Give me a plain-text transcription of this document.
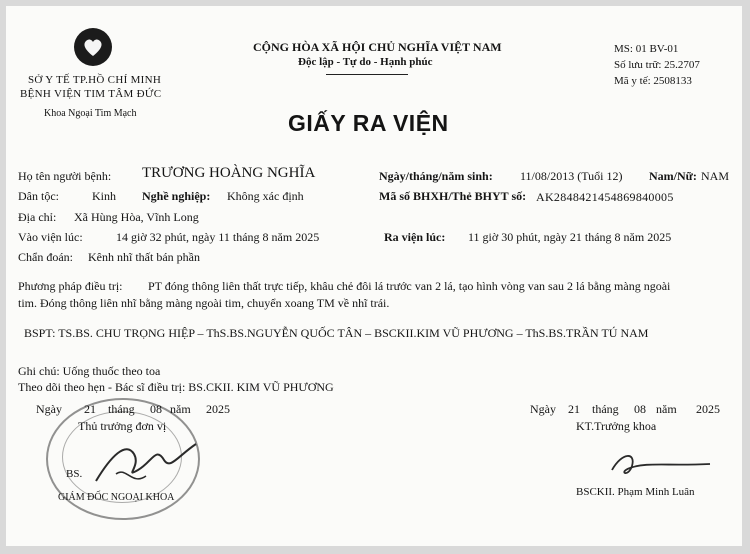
SỞ Y TẾ TP.HỒ CHÍ MINH
BỆNH VIỆN TIM TÂM ĐỨC
Khoa Ngoại Tim Mạch
CỘNG HÒA XÃ HỘI CHỦ NGHĨA VIỆT NAM
Độc lập - Tự do - Hạnh phúc
MS: 01 BV-01
Số lưu trữ: 25.2707
Mã y tế: 2508133
GIẤY RA VIỆN
Họ tên người bệnh: TRƯƠNG HOÀNG NGHĨA	Ngày/tháng/năm sinh: 11/08/2013 (Tuổi 12) Nam/Nữ: NAM
Dân tộc:	Kinh Nghề nghiệp: Không xác định	Mã số BHXH/Thẻ BHYT số: AK2848421454869840005
Địa chỉ: Xã Hùng Hòa, Vĩnh Long
Vào viện lúc:	14 giờ 32 phút, ngày 11 tháng 8 năm 2025	Ra viện lúc: 11 giờ 30 phút, ngày 21 tháng 8 năm 2025
Chẩn đoán: Kênh nhĩ thất bán phần
Phương pháp điều trị: PT đóng thông liên thất trực tiếp, khâu chẻ đôi lá trước van 2 lá, tạo hình vòng van sau 2 lá bằng màng ngoài
tim. Đóng thông liên nhĩ bằng màng ngoài tim, chuyển xoang TM về nhĩ trái.
BSPT: TS.BS. CHU TRỌNG HIỆP – ThS.BS.NGUYỄN QUỐC TÂN – BSCKII.KIM VŨ PHƯƠNG – ThS.BS.TRẦN TÚ NAM
Ghi chú: Uống thuốc theo toa
Theo dõi theo hẹn - Bác sĩ điều trị: BS.CKII. KIM VŨ PHƯƠNG
Ngày 21 tháng 08 năm 2025
Thủ trưởng đơn vị
BS.
GIÁM ĐỐC NGOẠI KHOA
Ngày 21 tháng 08 năm 2025
KT.Trưởng khoa
BSCKII. Phạm Minh Luân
====
### Stated exercise:
Tally the lines of the listing that include "thất". Reply with nothing but the count.

### Expected answer:
2